►
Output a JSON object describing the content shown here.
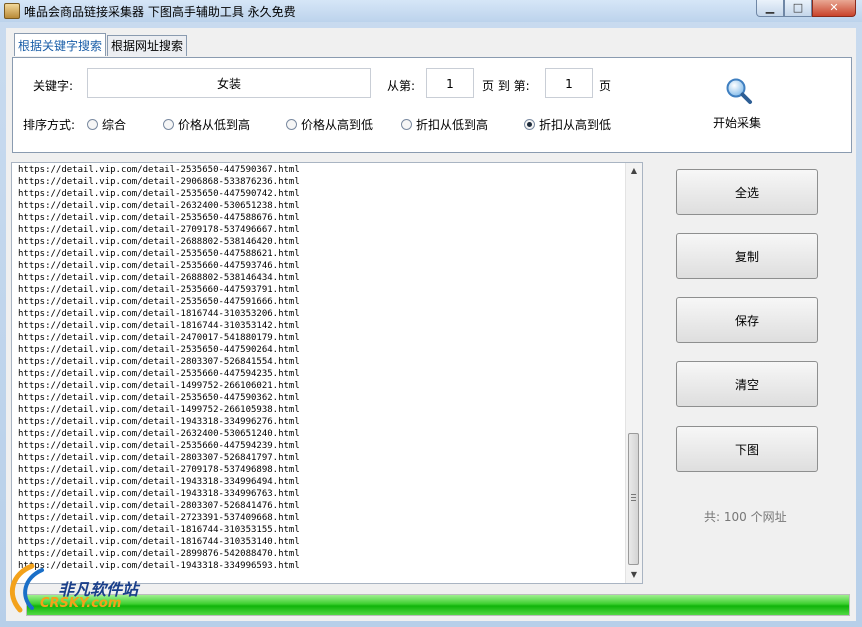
{
  "window": {
    "title": "唯品会商品链接采集器  下图高手辅助工具  永久免费",
    "btn_min": "▁",
    "btn_max": "□",
    "btn_close": "✕"
  },
  "tabs": [
    {
      "label": "根据关键字搜索",
      "active": true
    },
    {
      "label": "根据网址搜索",
      "active": false
    }
  ],
  "search": {
    "keyword_label": "关键字:",
    "keyword_value": "女装",
    "from_label": "从第:",
    "from_value": "1",
    "page_to_label": "页 到 第:",
    "to_value": "1",
    "page_label": "页",
    "sort_label": "排序方式:",
    "sort_options": [
      {
        "label": "综合",
        "selected": false
      },
      {
        "label": "价格从低到高",
        "selected": false
      },
      {
        "label": "价格从高到低",
        "selected": false
      },
      {
        "label": "折扣从低到高",
        "selected": false
      },
      {
        "label": "折扣从高到低",
        "selected": true
      }
    ],
    "start_icon": "magnifier-icon",
    "start_label": "开始采集"
  },
  "urls": [
    "https://detail.vip.com/detail-2535650-447590367.html",
    "https://detail.vip.com/detail-2906868-533876236.html",
    "https://detail.vip.com/detail-2535650-447590742.html",
    "https://detail.vip.com/detail-2632400-530651238.html",
    "https://detail.vip.com/detail-2535650-447588676.html",
    "https://detail.vip.com/detail-2709178-537496667.html",
    "https://detail.vip.com/detail-2688802-538146420.html",
    "https://detail.vip.com/detail-2535650-447588621.html",
    "https://detail.vip.com/detail-2535660-447593746.html",
    "https://detail.vip.com/detail-2688802-538146434.html",
    "https://detail.vip.com/detail-2535660-447593791.html",
    "https://detail.vip.com/detail-2535650-447591666.html",
    "https://detail.vip.com/detail-1816744-310353206.html",
    "https://detail.vip.com/detail-1816744-310353142.html",
    "https://detail.vip.com/detail-2470017-541880179.html",
    "https://detail.vip.com/detail-2535650-447590264.html",
    "https://detail.vip.com/detail-2803307-526841554.html",
    "https://detail.vip.com/detail-2535660-447594235.html",
    "https://detail.vip.com/detail-1499752-266106021.html",
    "https://detail.vip.com/detail-2535650-447590362.html",
    "https://detail.vip.com/detail-1499752-266105938.html",
    "https://detail.vip.com/detail-1943318-334996276.html",
    "https://detail.vip.com/detail-2632400-530651240.html",
    "https://detail.vip.com/detail-2535660-447594239.html",
    "https://detail.vip.com/detail-2803307-526841797.html",
    "https://detail.vip.com/detail-2709178-537496898.html",
    "https://detail.vip.com/detail-1943318-334996494.html",
    "https://detail.vip.com/detail-1943318-334996763.html",
    "https://detail.vip.com/detail-2803307-526841476.html",
    "https://detail.vip.com/detail-2723391-537409668.html",
    "https://detail.vip.com/detail-1816744-310353155.html",
    "https://detail.vip.com/detail-1816744-310353140.html",
    "https://detail.vip.com/detail-2899876-542088470.html",
    "https://detail.vip.com/detail-1943318-334996593.html"
  ],
  "actions": {
    "select_all": "全选",
    "copy": "复制",
    "save": "保存",
    "clear": "清空",
    "download": "下图"
  },
  "status": {
    "count_text": "共: 100 个网址"
  },
  "progress": {
    "value_percent": 100
  },
  "watermark": {
    "cn": "非凡软件站",
    "en": "CRSKY.com"
  }
}
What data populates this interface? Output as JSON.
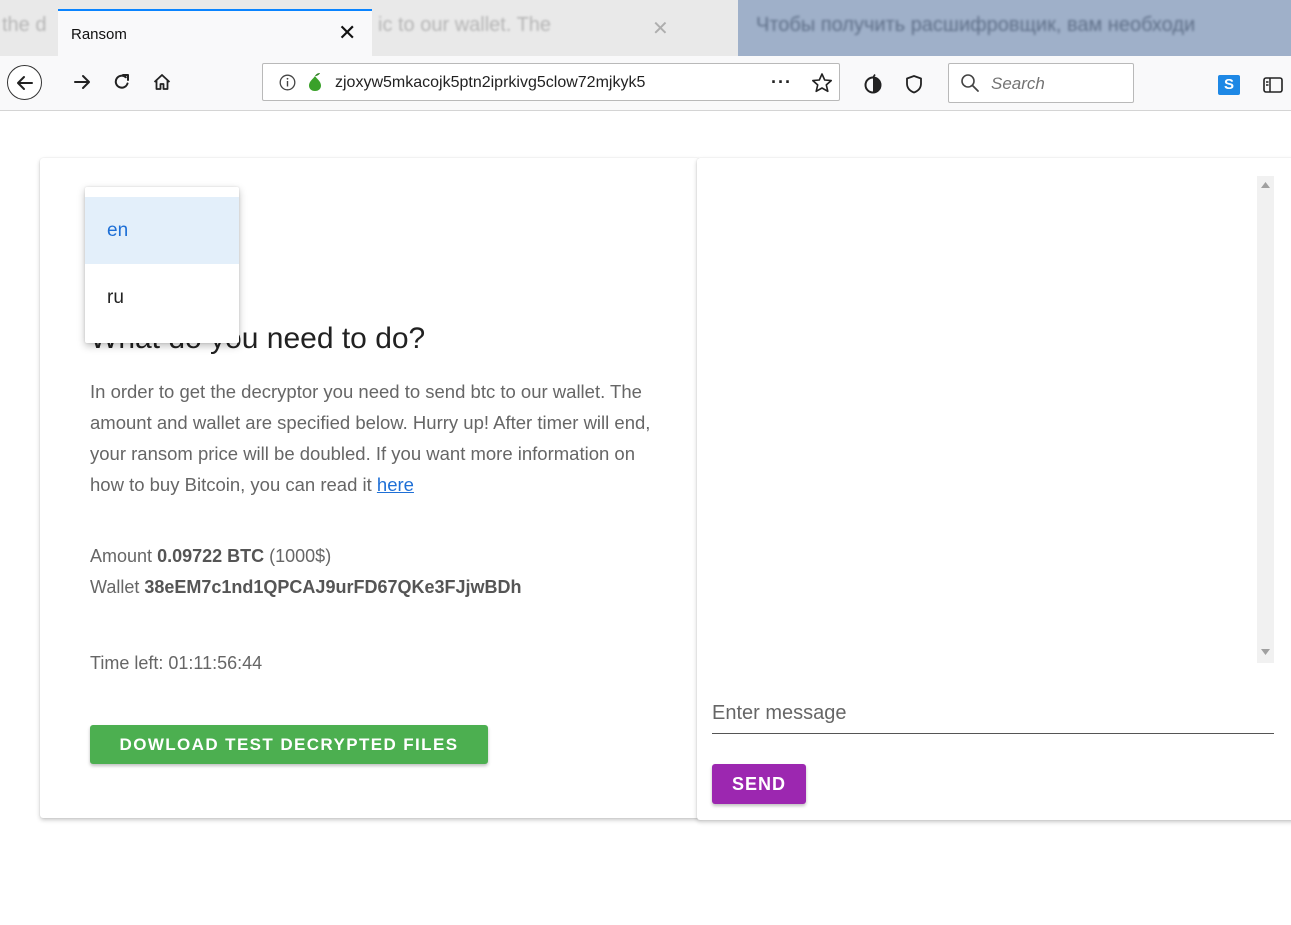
{
  "browser": {
    "background_tabs": {
      "left_text": "the d",
      "middle_text": "ic to our wallet. The",
      "right_text": "Чтобы получить расшифровщик, вам необходи"
    },
    "active_tab": {
      "title": "Ransom",
      "close_glyph": "✕"
    },
    "url": "zjoxyw5mkacojk5ptn2iprkivg5clow72mjkyk5",
    "search_placeholder": "Search",
    "toolbar_icons": [
      "back-icon",
      "forward-icon",
      "reload-icon",
      "home-icon",
      "info-icon",
      "onion-icon",
      "more-icon",
      "star-icon",
      "tor-icon",
      "shield-icon",
      "search-icon",
      "s-extension-icon",
      "sidebar-icon"
    ],
    "accent": "#0a84ff"
  },
  "language_menu": {
    "options": [
      "en",
      "ru"
    ],
    "selected": "en"
  },
  "content": {
    "heading": "What do you need to do?",
    "description": "In order to get the decryptor you need to send btc to our wallet. The amount and wallet are specified below. Hurry up! After timer will end, your ransom price will be doubled. If you want more information on how to buy Bitcoin, you can read it",
    "link_text": "here",
    "amount_label": "Amount",
    "amount_value": "0.09722 BTC",
    "amount_usd": "(1000$)",
    "wallet_label": "Wallet",
    "wallet_value": "38eEM7c1nd1QPCAJ9urFD67QKe3FJjwBDh",
    "time_left_label": "Time left:",
    "time_left_value": "01:11:56:44",
    "download_button": "DOWLOAD TEST DECRYPTED FILES",
    "download_color": "#4caf50"
  },
  "chat": {
    "message_placeholder": "Enter message",
    "send_button": "SEND",
    "send_color": "#9c27b0"
  }
}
◄
» Exercise aim:
Quote the records in full and exactly; skip any image.

» Response to this exercise:
Output a JSON object describing the content shown here.
{
  "window": {
    "title": "唯品会商品链接采集器  下图高手辅助工具  永久免费",
    "btn_min": "▁",
    "btn_max": "□",
    "btn_close": "✕"
  },
  "tabs": [
    {
      "label": "根据关键字搜索",
      "active": true
    },
    {
      "label": "根据网址搜索",
      "active": false
    }
  ],
  "search": {
    "keyword_label": "关键字:",
    "keyword_value": "女装",
    "from_label": "从第:",
    "from_value": "1",
    "page_to_label": "页 到 第:",
    "to_value": "1",
    "page_label": "页",
    "sort_label": "排序方式:",
    "sort_options": [
      {
        "label": "综合",
        "selected": false
      },
      {
        "label": "价格从低到高",
        "selected": false
      },
      {
        "label": "价格从高到低",
        "selected": false
      },
      {
        "label": "折扣从低到高",
        "selected": false
      },
      {
        "label": "折扣从高到低",
        "selected": true
      }
    ],
    "start_icon": "magnifier-icon",
    "start_label": "开始采集"
  },
  "urls": [
    "https://detail.vip.com/detail-2535650-447590367.html",
    "https://detail.vip.com/detail-2906868-533876236.html",
    "https://detail.vip.com/detail-2535650-447590742.html",
    "https://detail.vip.com/detail-2632400-530651238.html",
    "https://detail.vip.com/detail-2535650-447588676.html",
    "https://detail.vip.com/detail-2709178-537496667.html",
    "https://detail.vip.com/detail-2688802-538146420.html",
    "https://detail.vip.com/detail-2535650-447588621.html",
    "https://detail.vip.com/detail-2535660-447593746.html",
    "https://detail.vip.com/detail-2688802-538146434.html",
    "https://detail.vip.com/detail-2535660-447593791.html",
    "https://detail.vip.com/detail-2535650-447591666.html",
    "https://detail.vip.com/detail-1816744-310353206.html",
    "https://detail.vip.com/detail-1816744-310353142.html",
    "https://detail.vip.com/detail-2470017-541880179.html",
    "https://detail.vip.com/detail-2535650-447590264.html",
    "https://detail.vip.com/detail-2803307-526841554.html",
    "https://detail.vip.com/detail-2535660-447594235.html",
    "https://detail.vip.com/detail-1499752-266106021.html",
    "https://detail.vip.com/detail-2535650-447590362.html",
    "https://detail.vip.com/detail-1499752-266105938.html",
    "https://detail.vip.com/detail-1943318-334996276.html",
    "https://detail.vip.com/detail-2632400-530651240.html",
    "https://detail.vip.com/detail-2535660-447594239.html",
    "https://detail.vip.com/detail-2803307-526841797.html",
    "https://detail.vip.com/detail-2709178-537496898.html",
    "https://detail.vip.com/detail-1943318-334996494.html",
    "https://detail.vip.com/detail-1943318-334996763.html",
    "https://detail.vip.com/detail-2803307-526841476.html",
    "https://detail.vip.com/detail-2723391-537409668.html",
    "https://detail.vip.com/detail-1816744-310353155.html",
    "https://detail.vip.com/detail-1816744-310353140.html",
    "https://detail.vip.com/detail-2899876-542088470.html",
    "https://detail.vip.com/detail-1943318-334996593.html"
  ],
  "actions": {
    "select_all": "全选",
    "copy": "复制",
    "save": "保存",
    "clear": "清空",
    "download": "下图"
  },
  "status": {
    "count_text": "共: 100 个网址"
  },
  "progress": {
    "value_percent": 100
  },
  "watermark": {
    "cn": "非凡软件站",
    "en": "CRSKY.com"
  }
}
What data populates this interface? Output as JSON.
{
  "browser": {
    "background_tabs": {
      "left_text": "the d",
      "middle_text": "ic to our wallet. The",
      "right_text": "Чтобы получить расшифровщик, вам необходи"
    },
    "active_tab": {
      "title": "Ransom",
      "close_glyph": "✕"
    },
    "url": "zjoxyw5mkacojk5ptn2iprkivg5clow72mjkyk5",
    "search_placeholder": "Search",
    "toolbar_icons": [
      "back-icon",
      "forward-icon",
      "reload-icon",
      "home-icon",
      "info-icon",
      "onion-icon",
      "more-icon",
      "star-icon",
      "tor-icon",
      "shield-icon",
      "search-icon",
      "s-extension-icon",
      "sidebar-icon"
    ],
    "accent": "#0a84ff"
  },
  "language_menu": {
    "options": [
      "en",
      "ru"
    ],
    "selected": "en"
  },
  "content": {
    "heading": "What do you need to do?",
    "description": "In order to get the decryptor you need to send btc to our wallet. The amount and wallet are specified below. Hurry up! After timer will end, your ransom price will be doubled. If you want more information on how to buy Bitcoin, you can read it",
    "link_text": "here",
    "amount_label": "Amount",
    "amount_value": "0.09722 BTC",
    "amount_usd": "(1000$)",
    "wallet_label": "Wallet",
    "wallet_value": "38eEM7c1nd1QPCAJ9urFD67QKe3FJjwBDh",
    "time_left_label": "Time left:",
    "time_left_value": "01:11:56:44",
    "download_button": "DOWLOAD TEST DECRYPTED FILES",
    "download_color": "#4caf50"
  },
  "chat": {
    "message_placeholder": "Enter message",
    "send_button": "SEND",
    "send_color": "#9c27b0"
  }
}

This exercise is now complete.